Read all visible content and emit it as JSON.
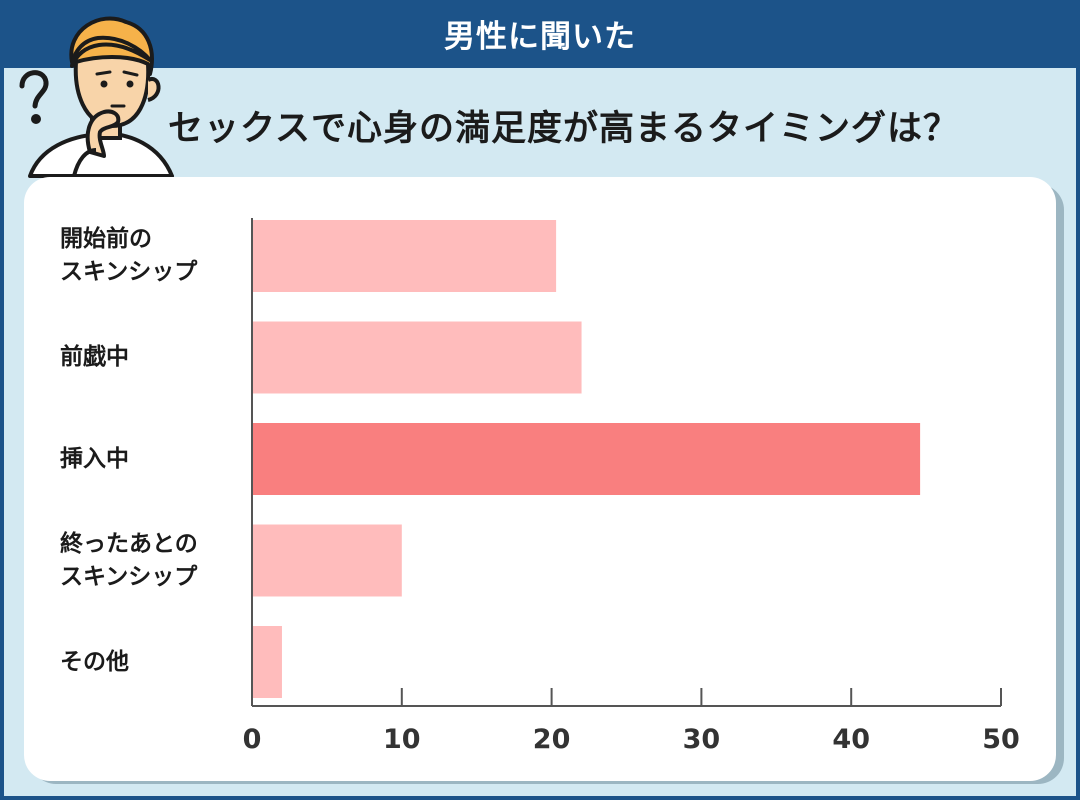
{
  "header": {
    "title": "男性に聞いた"
  },
  "question": "セックスで心身の満足度が高まるタイミングは？",
  "colors": {
    "header_bg": "#1c5389",
    "panel_bg": "#d3e9f2",
    "bar_normal": "#ffbcbc",
    "bar_highlight": "#f97f7f"
  },
  "chart_data": {
    "type": "bar",
    "orientation": "horizontal",
    "categories": [
      [
        "開始前の",
        "スキンシップ"
      ],
      [
        "前戯中"
      ],
      [
        "挿入中"
      ],
      [
        "終ったあとの",
        "スキンシップ"
      ],
      [
        "その他"
      ]
    ],
    "values": [
      20.3,
      22.0,
      44.6,
      10.0,
      2.0
    ],
    "highlight_index": 2,
    "xlim": [
      0,
      50
    ],
    "xticks": [
      0,
      10,
      20,
      30,
      40,
      50
    ],
    "grid": false
  }
}
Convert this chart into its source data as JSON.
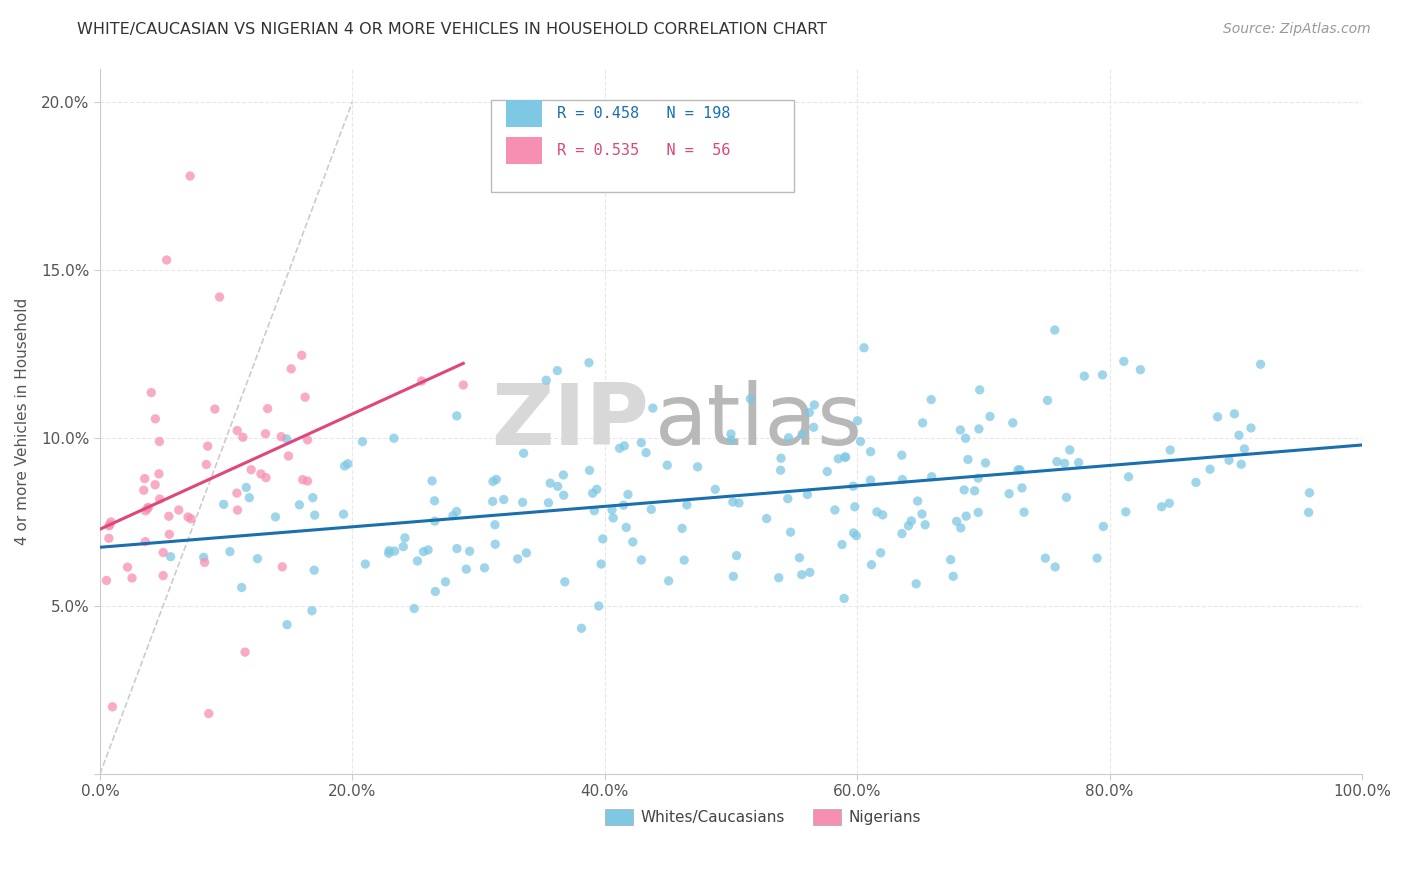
{
  "title": "WHITE/CAUCASIAN VS NIGERIAN 4 OR MORE VEHICLES IN HOUSEHOLD CORRELATION CHART",
  "source": "Source: ZipAtlas.com",
  "ylabel": "4 or more Vehicles in Household",
  "watermark_ZIP": "ZIP",
  "watermark_atlas": "atlas",
  "blue_R": 0.458,
  "blue_N": 198,
  "pink_R": 0.535,
  "pink_N": 56,
  "blue_color": "#7ec8e3",
  "pink_color": "#f78fb3",
  "blue_line_color": "#1a6faf",
  "pink_line_color": "#e0457b",
  "blue_label": "Whites/Caucasians",
  "pink_label": "Nigerians",
  "xlim": [
    0,
    100
  ],
  "ylim": [
    0,
    21
  ],
  "xtick_vals": [
    0,
    20,
    40,
    60,
    80,
    100
  ],
  "ytick_vals": [
    0,
    5,
    10,
    15,
    20
  ],
  "blue_seed": 42,
  "pink_seed": 7
}
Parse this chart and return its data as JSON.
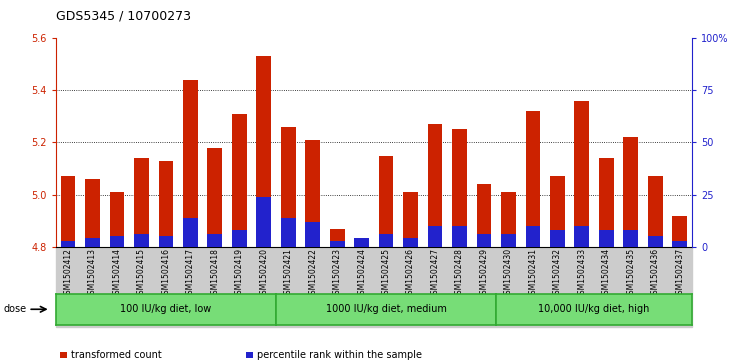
{
  "title": "GDS5345 / 10700273",
  "samples": [
    "GSM1502412",
    "GSM1502413",
    "GSM1502414",
    "GSM1502415",
    "GSM1502416",
    "GSM1502417",
    "GSM1502418",
    "GSM1502419",
    "GSM1502420",
    "GSM1502421",
    "GSM1502422",
    "GSM1502423",
    "GSM1502424",
    "GSM1502425",
    "GSM1502426",
    "GSM1502427",
    "GSM1502428",
    "GSM1502429",
    "GSM1502430",
    "GSM1502431",
    "GSM1502432",
    "GSM1502433",
    "GSM1502434",
    "GSM1502435",
    "GSM1502436",
    "GSM1502437"
  ],
  "transformed_count": [
    5.07,
    5.06,
    5.01,
    5.14,
    5.13,
    5.44,
    5.18,
    5.31,
    5.53,
    5.26,
    5.21,
    4.87,
    4.82,
    5.15,
    5.01,
    5.27,
    5.25,
    5.04,
    5.01,
    5.32,
    5.07,
    5.36,
    5.14,
    5.22,
    5.07,
    4.92
  ],
  "percentile_rank": [
    3,
    4,
    5,
    6,
    5,
    14,
    6,
    8,
    24,
    14,
    12,
    3,
    4,
    6,
    4,
    10,
    10,
    6,
    6,
    10,
    8,
    10,
    8,
    8,
    5,
    3
  ],
  "baseline": 4.8,
  "ylim_left": [
    4.8,
    5.6
  ],
  "ylim_right": [
    0,
    100
  ],
  "yticks_left": [
    4.8,
    5.0,
    5.2,
    5.4,
    5.6
  ],
  "yticks_right": [
    0,
    25,
    50,
    75,
    100
  ],
  "ytick_labels_right": [
    "0",
    "25",
    "50",
    "75",
    "100%"
  ],
  "bar_color_red": "#cc2200",
  "bar_color_blue": "#2222cc",
  "groups": [
    {
      "label": "100 IU/kg diet, low",
      "start": 0,
      "end": 9
    },
    {
      "label": "1000 IU/kg diet, medium",
      "start": 9,
      "end": 18
    },
    {
      "label": "10,000 IU/kg diet, high",
      "start": 18,
      "end": 26
    }
  ],
  "group_color": "#77dd77",
  "group_border_color": "#33aa33",
  "dose_label": "dose",
  "legend_items": [
    {
      "label": "transformed count",
      "color": "#cc2200"
    },
    {
      "label": "percentile rank within the sample",
      "color": "#2222cc"
    }
  ],
  "plot_bg_color": "#ffffff",
  "fig_bg_color": "#ffffff",
  "xtick_bg_color": "#cccccc",
  "grid_color": "#000000",
  "title_fontsize": 9,
  "tick_fontsize": 6,
  "axis_color_left": "#cc2200",
  "axis_color_right": "#2222cc"
}
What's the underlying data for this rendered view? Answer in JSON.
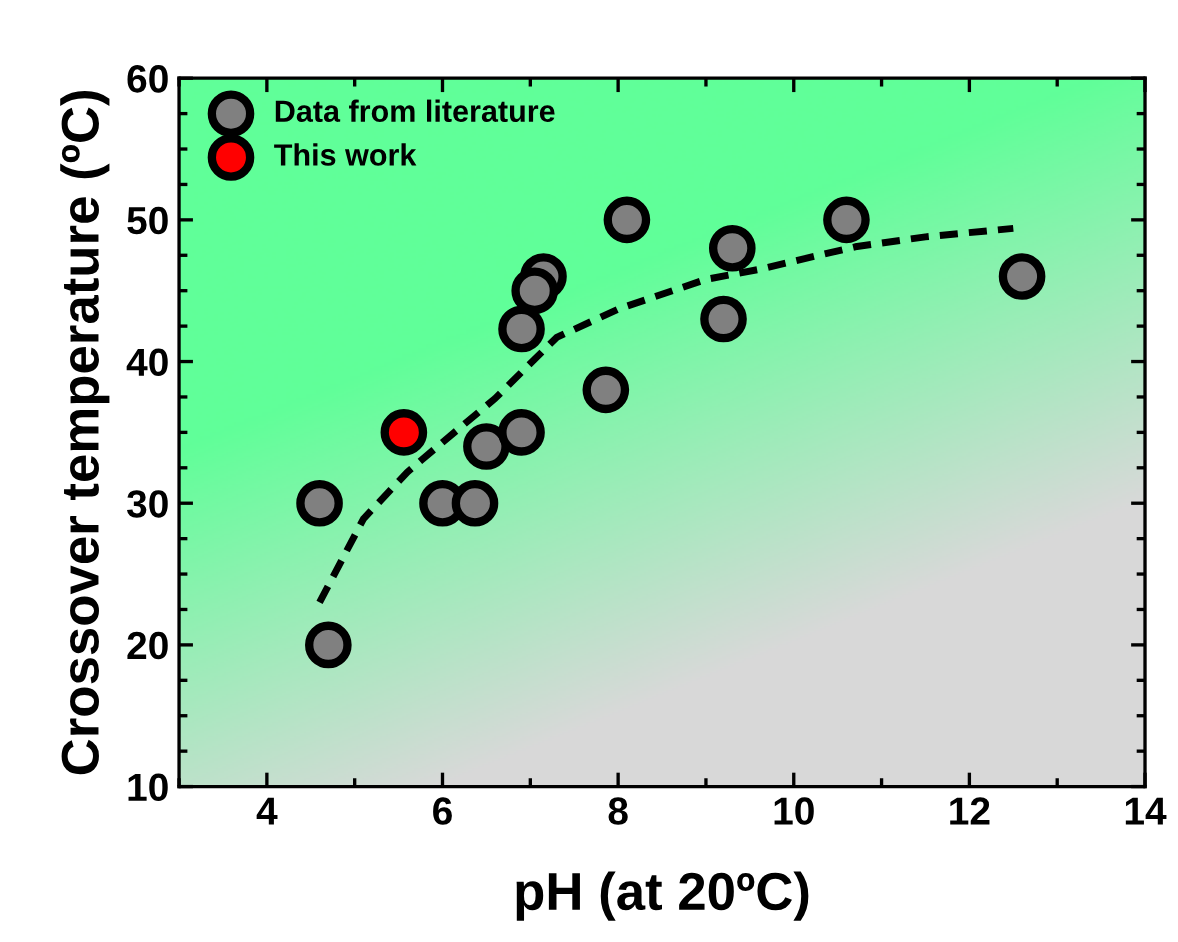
{
  "chart_data": {
    "type": "scatter",
    "xlabel": "pH (at 20ºC)",
    "ylabel": "Crossover temperature (ºC)",
    "xlim": [
      3,
      14
    ],
    "xticks": [
      4,
      6,
      8,
      10,
      12,
      14
    ],
    "ylim": [
      10,
      60
    ],
    "yticks": [
      10,
      20,
      30,
      40,
      50,
      60
    ],
    "grid": false,
    "legend": "top left",
    "marker": "circle",
    "series": [
      {
        "name": "Data from literature",
        "color": "#808080",
        "x": [
          4.6,
          4.7,
          6.0,
          6.37,
          6.5,
          6.9,
          6.9,
          7.15,
          7.05,
          7.86,
          8.1,
          9.2,
          9.3,
          10.6,
          12.6
        ],
        "values": [
          30,
          20,
          30,
          30,
          34,
          35,
          42.3,
          46,
          45,
          38,
          50,
          43,
          48,
          50,
          46
        ]
      },
      {
        "name": "This work",
        "color": "#ff0000",
        "x": [
          5.56
        ],
        "values": [
          35
        ]
      },
      {
        "type": "line",
        "color": "#000000",
        "line_style": "dashed",
        "marker": "none",
        "x": [
          4.6,
          5.1,
          5.6,
          6.0,
          6.6,
          7.3,
          8.0,
          9.0,
          9.6,
          10.7,
          11.5,
          12.5
        ],
        "values": [
          23,
          28.9,
          32.2,
          34.3,
          37.4,
          41.7,
          43.7,
          45.8,
          46.5,
          48.1,
          48.8,
          49.4
        ]
      }
    ]
  }
}
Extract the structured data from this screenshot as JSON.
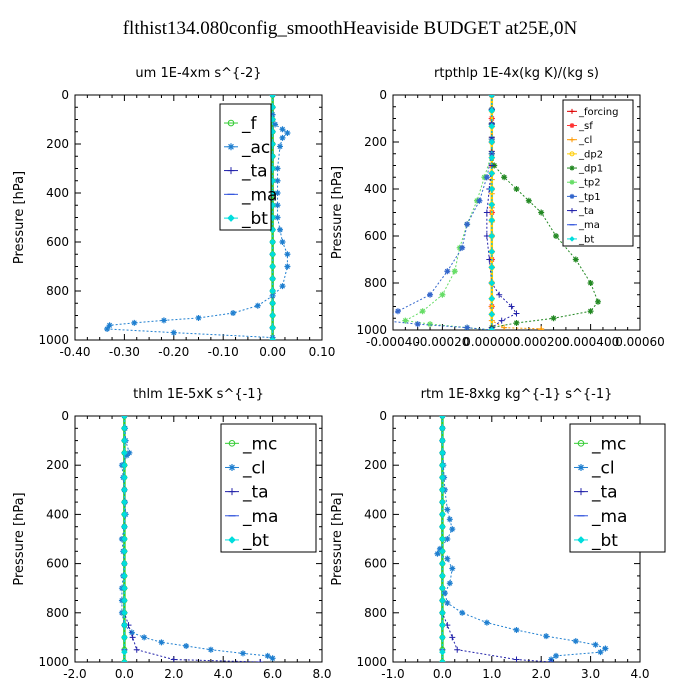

*****

Which lines contain "from"? Copy each of them out.

        "name": "Data from literature",
Extract the structured data from this screenshot as JSON.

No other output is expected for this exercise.